** begin Data for this exercise **

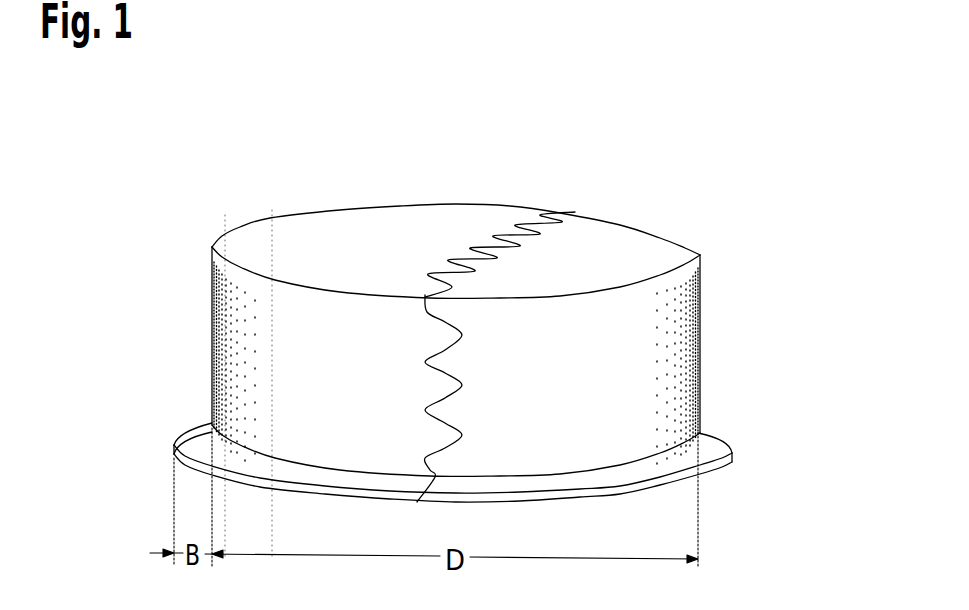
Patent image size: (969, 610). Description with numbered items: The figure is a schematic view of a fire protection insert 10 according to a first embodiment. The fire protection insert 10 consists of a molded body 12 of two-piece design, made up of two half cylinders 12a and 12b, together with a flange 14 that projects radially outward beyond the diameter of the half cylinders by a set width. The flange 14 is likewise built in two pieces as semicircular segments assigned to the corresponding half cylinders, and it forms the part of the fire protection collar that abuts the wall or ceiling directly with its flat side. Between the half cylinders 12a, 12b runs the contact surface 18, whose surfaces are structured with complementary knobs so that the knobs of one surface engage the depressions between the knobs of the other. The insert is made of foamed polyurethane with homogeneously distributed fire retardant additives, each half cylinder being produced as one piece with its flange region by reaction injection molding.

** end Data for this exercise **
** begin Data for this exercise **

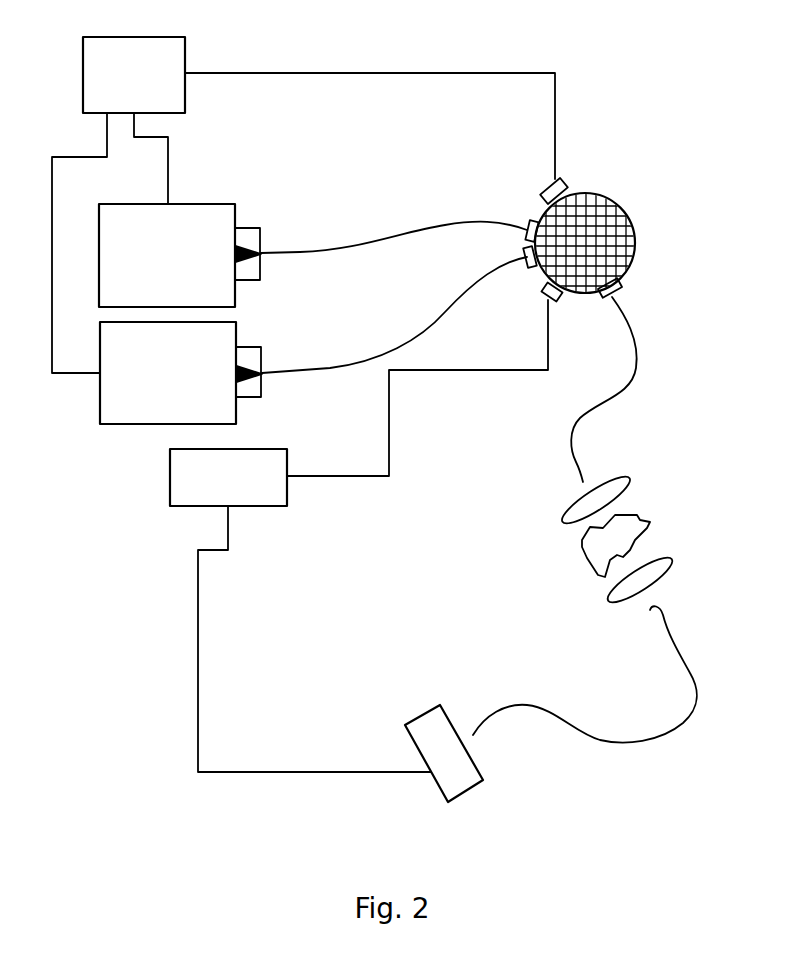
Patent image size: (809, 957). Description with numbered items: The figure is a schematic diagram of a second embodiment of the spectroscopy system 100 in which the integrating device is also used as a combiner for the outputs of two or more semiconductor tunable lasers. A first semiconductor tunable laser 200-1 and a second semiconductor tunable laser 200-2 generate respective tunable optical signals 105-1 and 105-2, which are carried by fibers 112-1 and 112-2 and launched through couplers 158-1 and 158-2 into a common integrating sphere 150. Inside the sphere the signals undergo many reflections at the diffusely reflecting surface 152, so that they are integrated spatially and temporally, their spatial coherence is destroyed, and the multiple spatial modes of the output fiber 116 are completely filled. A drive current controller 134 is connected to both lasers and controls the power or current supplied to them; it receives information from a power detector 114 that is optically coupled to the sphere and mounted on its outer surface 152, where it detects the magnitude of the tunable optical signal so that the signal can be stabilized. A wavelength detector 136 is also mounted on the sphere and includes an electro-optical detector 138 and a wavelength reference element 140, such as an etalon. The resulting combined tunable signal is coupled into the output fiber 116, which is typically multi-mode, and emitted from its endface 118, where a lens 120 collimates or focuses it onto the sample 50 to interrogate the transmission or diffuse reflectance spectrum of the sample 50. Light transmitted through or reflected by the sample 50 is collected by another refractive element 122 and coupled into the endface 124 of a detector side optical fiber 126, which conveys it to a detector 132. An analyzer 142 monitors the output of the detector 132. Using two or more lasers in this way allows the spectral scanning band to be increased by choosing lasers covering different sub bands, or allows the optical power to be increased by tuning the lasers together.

** end Data for this exercise **
** begin Data for this exercise **

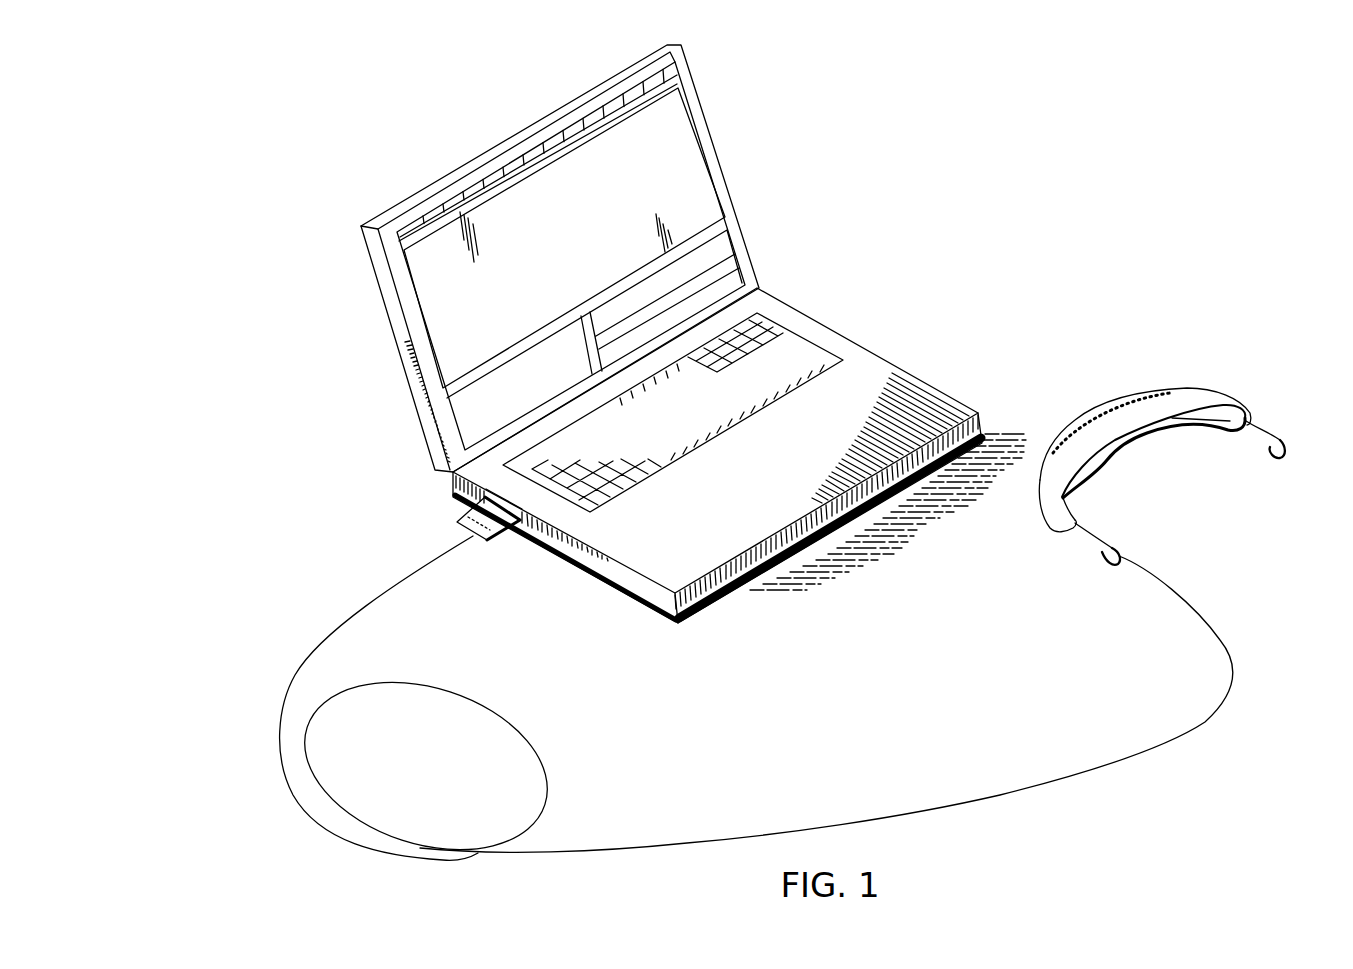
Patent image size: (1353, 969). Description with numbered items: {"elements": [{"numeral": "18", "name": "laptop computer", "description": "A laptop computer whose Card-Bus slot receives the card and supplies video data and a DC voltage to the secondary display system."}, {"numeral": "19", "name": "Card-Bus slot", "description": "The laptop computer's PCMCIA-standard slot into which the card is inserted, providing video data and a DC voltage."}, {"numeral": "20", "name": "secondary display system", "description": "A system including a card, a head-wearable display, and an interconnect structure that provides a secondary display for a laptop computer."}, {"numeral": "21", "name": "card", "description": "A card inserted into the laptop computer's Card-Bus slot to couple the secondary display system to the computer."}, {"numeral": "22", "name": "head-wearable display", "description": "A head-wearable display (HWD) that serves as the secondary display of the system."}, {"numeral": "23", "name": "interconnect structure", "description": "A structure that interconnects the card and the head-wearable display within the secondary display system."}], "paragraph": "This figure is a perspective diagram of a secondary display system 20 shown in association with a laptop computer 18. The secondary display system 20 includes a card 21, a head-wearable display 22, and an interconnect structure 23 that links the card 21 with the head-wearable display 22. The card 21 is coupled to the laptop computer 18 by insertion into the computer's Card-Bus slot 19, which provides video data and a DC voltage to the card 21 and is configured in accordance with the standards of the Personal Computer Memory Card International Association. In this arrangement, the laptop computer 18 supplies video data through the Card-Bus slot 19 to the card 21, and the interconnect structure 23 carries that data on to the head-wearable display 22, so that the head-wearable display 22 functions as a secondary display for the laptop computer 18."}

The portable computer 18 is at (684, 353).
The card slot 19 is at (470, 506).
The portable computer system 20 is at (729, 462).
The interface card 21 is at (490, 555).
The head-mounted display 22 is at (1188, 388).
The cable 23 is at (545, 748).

** end Data for this exercise **

# Required task:
Count the lines of the data above that contain the word "display", and give only the number.

# Exercise result:
2